**EXERCISE DIRECTIONS:** Copy the data precisely, keeping every character.

Dataset entries:
###

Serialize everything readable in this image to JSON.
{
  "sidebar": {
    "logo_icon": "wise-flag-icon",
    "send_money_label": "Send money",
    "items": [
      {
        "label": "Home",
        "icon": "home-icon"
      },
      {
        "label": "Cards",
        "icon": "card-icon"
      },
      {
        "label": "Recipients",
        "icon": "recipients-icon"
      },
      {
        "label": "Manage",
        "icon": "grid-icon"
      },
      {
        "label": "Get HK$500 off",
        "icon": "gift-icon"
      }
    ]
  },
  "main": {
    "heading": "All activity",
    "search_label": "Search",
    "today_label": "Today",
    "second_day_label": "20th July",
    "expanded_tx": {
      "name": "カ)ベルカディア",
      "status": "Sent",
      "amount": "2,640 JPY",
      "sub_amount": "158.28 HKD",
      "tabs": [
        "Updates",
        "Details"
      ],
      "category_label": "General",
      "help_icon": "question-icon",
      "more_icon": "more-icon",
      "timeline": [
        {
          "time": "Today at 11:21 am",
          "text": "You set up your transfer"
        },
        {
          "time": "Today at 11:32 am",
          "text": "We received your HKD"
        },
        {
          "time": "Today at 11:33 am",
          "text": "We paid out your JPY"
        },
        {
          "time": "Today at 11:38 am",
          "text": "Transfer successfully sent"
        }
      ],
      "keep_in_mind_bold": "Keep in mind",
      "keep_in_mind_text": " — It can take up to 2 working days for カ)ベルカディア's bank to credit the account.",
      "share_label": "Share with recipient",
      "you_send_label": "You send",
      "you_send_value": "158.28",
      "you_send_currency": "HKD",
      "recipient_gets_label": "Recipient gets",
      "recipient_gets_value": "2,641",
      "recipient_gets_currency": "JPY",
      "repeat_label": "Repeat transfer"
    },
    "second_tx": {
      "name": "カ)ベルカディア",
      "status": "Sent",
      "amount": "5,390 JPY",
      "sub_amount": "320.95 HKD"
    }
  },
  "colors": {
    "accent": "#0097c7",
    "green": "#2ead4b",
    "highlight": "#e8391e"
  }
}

###

**FINAL RESULT:**
Serialize everything readable in this image to JSON.
{
  "sidebar": {
    "logo_icon": "wise-flag-icon",
    "send_money_label": "Send money",
    "items": [
      {
        "label": "Home",
        "icon": "home-icon"
      },
      {
        "label": "Cards",
        "icon": "card-icon"
      },
      {
        "label": "Recipients",
        "icon": "recipients-icon"
      },
      {
        "label": "Manage",
        "icon": "grid-icon"
      },
      {
        "label": "Get HK$500 off",
        "icon": "gift-icon"
      }
    ]
  },
  "main": {
    "heading": "All activity",
    "search_label": "Search",
    "today_label": "Today",
    "second_day_label": "20th July",
    "expanded_tx": {
      "name": "カ)ベルカディア",
      "status": "Sent",
      "amount": "2,640 JPY",
      "sub_amount": "158.28 HKD",
      "tabs": [
        "Updates",
        "Details"
      ],
      "category_label": "General",
      "help_icon": "question-icon",
      "more_icon": "more-icon",
      "timeline": [
        {
          "time": "Today at 11:21 am",
          "text": "You set up your transfer"
        },
        {
          "time": "Today at 11:32 am",
          "text": "We received your HKD"
        },
        {
          "time": "Today at 11:33 am",
          "text": "We paid out your JPY"
        },
        {
          "time": "Today at 11:38 am",
          "text": "Transfer successfully sent"
        }
      ],
      "keep_in_mind_bold": "Keep in mind",
      "keep_in_mind_text": " — It can take up to 2 working days for カ)ベルカディア's bank to credit the account.",
      "share_label": "Share with recipient",
      "you_send_label": "You send",
      "you_send_value": "158.28",
      "you_send_currency": "HKD",
      "recipient_gets_label": "Recipient gets",
      "recipient_gets_value": "2,641",
      "recipient_gets_currency": "JPY",
      "repeat_label": "Repeat transfer"
    },
    "second_tx": {
      "name": "カ)ベルカディア",
      "status": "Sent",
      "amount": "5,390 JPY",
      "sub_amount": "320.95 HKD"
    }
  },
  "colors": {
    "accent": "#0097c7",
    "green": "#2ead4b",
    "highlight": "#e8391e"
  }
}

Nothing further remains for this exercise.